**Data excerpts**
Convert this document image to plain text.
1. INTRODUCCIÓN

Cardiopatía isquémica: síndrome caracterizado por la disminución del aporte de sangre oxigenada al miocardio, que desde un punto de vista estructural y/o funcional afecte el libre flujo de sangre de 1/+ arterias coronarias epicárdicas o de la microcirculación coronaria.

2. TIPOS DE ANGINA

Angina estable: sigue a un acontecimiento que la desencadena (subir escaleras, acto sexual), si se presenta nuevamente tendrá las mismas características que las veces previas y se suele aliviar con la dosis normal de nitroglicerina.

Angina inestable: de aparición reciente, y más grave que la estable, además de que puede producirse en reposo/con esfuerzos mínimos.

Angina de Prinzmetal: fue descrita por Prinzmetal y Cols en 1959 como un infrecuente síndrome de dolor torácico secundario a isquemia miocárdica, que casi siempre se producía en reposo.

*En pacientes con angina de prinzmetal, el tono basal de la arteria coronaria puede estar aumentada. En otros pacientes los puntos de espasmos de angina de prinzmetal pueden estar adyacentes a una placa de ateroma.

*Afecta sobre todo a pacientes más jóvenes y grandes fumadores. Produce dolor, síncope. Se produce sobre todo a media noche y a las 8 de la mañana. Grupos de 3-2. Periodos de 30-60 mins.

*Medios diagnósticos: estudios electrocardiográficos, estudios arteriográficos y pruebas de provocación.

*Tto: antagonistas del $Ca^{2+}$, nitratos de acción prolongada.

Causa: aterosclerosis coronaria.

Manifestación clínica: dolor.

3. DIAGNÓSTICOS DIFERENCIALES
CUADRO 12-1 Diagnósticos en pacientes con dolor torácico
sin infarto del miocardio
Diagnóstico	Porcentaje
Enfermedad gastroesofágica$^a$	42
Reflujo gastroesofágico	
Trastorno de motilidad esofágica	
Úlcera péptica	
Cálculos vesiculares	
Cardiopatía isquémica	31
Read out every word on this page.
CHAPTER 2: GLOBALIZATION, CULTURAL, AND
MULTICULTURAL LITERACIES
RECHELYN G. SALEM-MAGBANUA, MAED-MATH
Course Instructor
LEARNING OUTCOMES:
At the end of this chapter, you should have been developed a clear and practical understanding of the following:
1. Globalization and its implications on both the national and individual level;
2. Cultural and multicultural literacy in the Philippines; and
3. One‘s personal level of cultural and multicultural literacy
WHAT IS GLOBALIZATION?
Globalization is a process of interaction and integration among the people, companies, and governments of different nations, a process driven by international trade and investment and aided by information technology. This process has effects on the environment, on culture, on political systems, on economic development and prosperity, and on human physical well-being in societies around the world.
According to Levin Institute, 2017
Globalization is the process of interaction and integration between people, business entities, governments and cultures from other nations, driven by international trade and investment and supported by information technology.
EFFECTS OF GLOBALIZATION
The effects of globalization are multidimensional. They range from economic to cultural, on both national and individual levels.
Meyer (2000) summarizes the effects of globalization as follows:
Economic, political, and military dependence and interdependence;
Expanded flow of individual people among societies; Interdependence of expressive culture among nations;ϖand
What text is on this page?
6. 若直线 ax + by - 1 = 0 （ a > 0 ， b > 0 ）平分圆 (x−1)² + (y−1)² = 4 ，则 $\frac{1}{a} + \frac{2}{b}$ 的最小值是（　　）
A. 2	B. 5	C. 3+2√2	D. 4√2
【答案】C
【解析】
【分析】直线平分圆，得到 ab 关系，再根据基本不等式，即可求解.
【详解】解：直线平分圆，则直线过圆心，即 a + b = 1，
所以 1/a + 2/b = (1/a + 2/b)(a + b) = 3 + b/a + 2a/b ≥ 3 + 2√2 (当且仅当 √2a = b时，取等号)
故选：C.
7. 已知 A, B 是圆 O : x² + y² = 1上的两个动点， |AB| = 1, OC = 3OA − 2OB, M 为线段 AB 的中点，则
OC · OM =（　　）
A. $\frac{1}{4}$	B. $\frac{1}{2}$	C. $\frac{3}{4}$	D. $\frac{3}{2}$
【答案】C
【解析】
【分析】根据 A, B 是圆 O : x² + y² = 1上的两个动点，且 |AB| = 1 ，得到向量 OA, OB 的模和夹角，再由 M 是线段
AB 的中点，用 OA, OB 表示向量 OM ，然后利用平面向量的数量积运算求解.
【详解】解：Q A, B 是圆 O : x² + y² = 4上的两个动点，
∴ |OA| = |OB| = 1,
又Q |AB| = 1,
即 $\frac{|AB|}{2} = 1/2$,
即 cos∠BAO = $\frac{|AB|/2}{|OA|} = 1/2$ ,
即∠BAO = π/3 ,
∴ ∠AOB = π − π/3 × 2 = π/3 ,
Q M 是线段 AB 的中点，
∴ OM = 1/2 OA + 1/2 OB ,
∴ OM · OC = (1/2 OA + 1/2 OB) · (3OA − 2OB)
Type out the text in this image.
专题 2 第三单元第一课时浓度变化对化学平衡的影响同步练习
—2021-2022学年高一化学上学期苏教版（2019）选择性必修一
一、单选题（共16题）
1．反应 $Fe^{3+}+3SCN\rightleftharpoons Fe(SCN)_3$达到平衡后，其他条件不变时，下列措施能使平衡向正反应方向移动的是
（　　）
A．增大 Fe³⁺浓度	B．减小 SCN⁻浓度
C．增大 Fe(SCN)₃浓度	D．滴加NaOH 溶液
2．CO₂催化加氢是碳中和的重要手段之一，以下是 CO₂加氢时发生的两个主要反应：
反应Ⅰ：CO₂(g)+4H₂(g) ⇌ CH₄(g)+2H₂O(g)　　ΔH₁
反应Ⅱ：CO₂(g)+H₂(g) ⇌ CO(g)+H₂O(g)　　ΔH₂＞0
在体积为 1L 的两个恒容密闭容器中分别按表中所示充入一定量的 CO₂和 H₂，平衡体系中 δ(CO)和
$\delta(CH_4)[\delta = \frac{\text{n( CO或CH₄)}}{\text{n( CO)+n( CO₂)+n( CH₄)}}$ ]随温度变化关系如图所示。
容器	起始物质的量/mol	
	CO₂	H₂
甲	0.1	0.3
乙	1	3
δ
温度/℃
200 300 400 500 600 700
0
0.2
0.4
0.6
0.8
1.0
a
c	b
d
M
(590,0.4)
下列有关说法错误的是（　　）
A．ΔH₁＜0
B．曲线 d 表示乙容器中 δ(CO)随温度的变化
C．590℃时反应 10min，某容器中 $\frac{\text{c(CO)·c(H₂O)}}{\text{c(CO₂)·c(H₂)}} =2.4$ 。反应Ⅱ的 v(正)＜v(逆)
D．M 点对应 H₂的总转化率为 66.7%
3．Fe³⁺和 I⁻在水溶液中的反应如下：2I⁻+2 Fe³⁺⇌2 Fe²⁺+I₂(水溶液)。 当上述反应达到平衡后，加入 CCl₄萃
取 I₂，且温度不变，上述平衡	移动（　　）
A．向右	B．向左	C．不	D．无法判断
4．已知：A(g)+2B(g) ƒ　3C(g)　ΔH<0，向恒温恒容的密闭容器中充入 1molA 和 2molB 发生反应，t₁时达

**Written instruction**
Print the records above in full, exactly.

**Reply**
Convert this document image to plain text.
1. INTRODUCCIÓN

Cardiopatía isquémica: síndrome caracterizado por la disminución del aporte de sangre oxigenada al miocardio, que desde un punto de vista estructural y/o funcional afecte el libre flujo de sangre de 1/+ arterias coronarias epicárdicas o de la microcirculación coronaria.

2. TIPOS DE ANGINA

Angina estable: sigue a un acontecimiento que la desencadena (subir escaleras, acto sexual), si se presenta nuevamente tendrá las mismas características que las veces previas y se suele aliviar con la dosis normal de nitroglicerina.

Angina inestable: de aparición reciente, y más grave que la estable, además de que puede producirse en reposo/con esfuerzos mínimos.

Angina de Prinzmetal: fue descrita por Prinzmetal y Cols en 1959 como un infrecuente síndrome de dolor torácico secundario a isquemia miocárdica, que casi siempre se producía en reposo.

*En pacientes con angina de prinzmetal, el tono basal de la arteria coronaria puede estar aumentada. En otros pacientes los puntos de espasmos de angina de prinzmetal pueden estar adyacentes a una placa de ateroma.

*Afecta sobre todo a pacientes más jóvenes y grandes fumadores. Produce dolor, síncope. Se produce sobre todo a media noche y a las 8 de la mañana. Grupos de 3-2. Periodos de 30-60 mins.

*Medios diagnósticos: estudios electrocardiográficos, estudios arteriográficos y pruebas de provocación.

*Tto: antagonistas del $Ca^{2+}$, nitratos de acción prolongada.

Causa: aterosclerosis coronaria.

Manifestación clínica: dolor.

3. DIAGNÓSTICOS DIFERENCIALES
CUADRO 12-1 Diagnósticos en pacientes con dolor torácico
sin infarto del miocardio
Diagnóstico	Porcentaje
Enfermedad gastroesofágica$^a$	42
Reflujo gastroesofágico	
Trastorno de motilidad esofágica	
Úlcera péptica	
Cálculos vesiculares	
Cardiopatía isquémica	31
Read out every word on this page.
CHAPTER 2: GLOBALIZATION, CULTURAL, AND
MULTICULTURAL LITERACIES
RECHELYN G. SALEM-MAGBANUA, MAED-MATH
Course Instructor
LEARNING OUTCOMES:
At the end of this chapter, you should have been developed a clear and practical understanding of the following:
1. Globalization and its implications on both the national and individual level;
2. Cultural and multicultural literacy in the Philippines; and
3. One‘s personal level of cultural and multicultural literacy
WHAT IS GLOBALIZATION?
Globalization is a process of interaction and integration among the people, companies, and governments of different nations, a process driven by international trade and investment and aided by information technology. This process has effects on the environment, on culture, on political systems, on economic development and prosperity, and on human physical well-being in societies around the world.
According to Levin Institute, 2017
Globalization is the process of interaction and integration between people, business entities, governments and cultures from other nations, driven by international trade and investment and supported by information technology.
EFFECTS OF GLOBALIZATION
The effects of globalization are multidimensional. They range from economic to cultural, on both national and individual levels.
Meyer (2000) summarizes the effects of globalization as follows:
Economic, political, and military dependence and interdependence;
Expanded flow of individual people among societies; Interdependence of expressive culture among nations;ϖand
What text is on this page?
6. 若直线 ax + by - 1 = 0 （ a > 0 ， b > 0 ）平分圆 (x−1)² + (y−1)² = 4 ，则 $\frac{1}{a} + \frac{2}{b}$ 的最小值是（　　）
A. 2	B. 5	C. 3+2√2	D. 4√2
【答案】C
【解析】
【分析】直线平分圆，得到 ab 关系，再根据基本不等式，即可求解.
【详解】解：直线平分圆，则直线过圆心，即 a + b = 1，
所以 1/a + 2/b = (1/a + 2/b)(a + b) = 3 + b/a + 2a/b ≥ 3 + 2√2 (当且仅当 √2a = b时，取等号)
故选：C.
7. 已知 A, B 是圆 O : x² + y² = 1上的两个动点， |AB| = 1, OC = 3OA − 2OB, M 为线段 AB 的中点，则
OC · OM =（　　）
A. $\frac{1}{4}$	B. $\frac{1}{2}$	C. $\frac{3}{4}$	D. $\frac{3}{2}$
【答案】C
【解析】
【分析】根据 A, B 是圆 O : x² + y² = 1上的两个动点，且 |AB| = 1 ，得到向量 OA, OB 的模和夹角，再由 M 是线段
AB 的中点，用 OA, OB 表示向量 OM ，然后利用平面向量的数量积运算求解.
【详解】解：Q A, B 是圆 O : x² + y² = 4上的两个动点，
∴ |OA| = |OB| = 1,
又Q |AB| = 1,
即 $\frac{|AB|}{2} = 1/2$,
即 cos∠BAO = $\frac{|AB|/2}{|OA|} = 1/2$ ,
即∠BAO = π/3 ,
∴ ∠AOB = π − π/3 × 2 = π/3 ,
Q M 是线段 AB 的中点，
∴ OM = 1/2 OA + 1/2 OB ,
∴ OM · OC = (1/2 OA + 1/2 OB) · (3OA − 2OB)
Type out the text in this image.
专题 2 第三单元第一课时浓度变化对化学平衡的影响同步练习
—2021-2022学年高一化学上学期苏教版（2019）选择性必修一
一、单选题（共16题）
1．反应 $Fe^{3+}+3SCN\rightleftharpoons Fe(SCN)_3$达到平衡后，其他条件不变时，下列措施能使平衡向正反应方向移动的是
（　　）
A．增大 Fe³⁺浓度	B．减小 SCN⁻浓度
C．增大 Fe(SCN)₃浓度	D．滴加NaOH 溶液
2．CO₂催化加氢是碳中和的重要手段之一，以下是 CO₂加氢时发生的两个主要反应：
反应Ⅰ：CO₂(g)+4H₂(g) ⇌ CH₄(g)+2H₂O(g)　　ΔH₁
反应Ⅱ：CO₂(g)+H₂(g) ⇌ CO(g)+H₂O(g)　　ΔH₂＞0
在体积为 1L 的两个恒容密闭容器中分别按表中所示充入一定量的 CO₂和 H₂，平衡体系中 δ(CO)和
$\delta(CH_4)[\delta = \frac{\text{n( CO或CH₄)}}{\text{n( CO)+n( CO₂)+n( CH₄)}}$ ]随温度变化关系如图所示。
容器	起始物质的量/mol	
	CO₂	H₂
甲	0.1	0.3
乙	1	3
δ
温度/℃
200 300 400 500 600 700
0
0.2
0.4
0.6
0.8
1.0
a
c	b
d
M
(590,0.4)
下列有关说法错误的是（　　）
A．ΔH₁＜0
B．曲线 d 表示乙容器中 δ(CO)随温度的变化
C．590℃时反应 10min，某容器中 $\frac{\text{c(CO)·c(H₂O)}}{\text{c(CO₂)·c(H₂)}} =2.4$ 。反应Ⅱ的 v(正)＜v(逆)
D．M 点对应 H₂的总转化率为 66.7%
3．Fe³⁺和 I⁻在水溶液中的反应如下：2I⁻+2 Fe³⁺⇌2 Fe²⁺+I₂(水溶液)。 当上述反应达到平衡后，加入 CCl₄萃
取 I₂，且温度不变，上述平衡	移动（　　）
A．向右	B．向左	C．不	D．无法判断
4．已知：A(g)+2B(g) ƒ　3C(g)　ΔH<0，向恒温恒容的密闭容器中充入 1molA 和 2molB 发生反应，t₁时达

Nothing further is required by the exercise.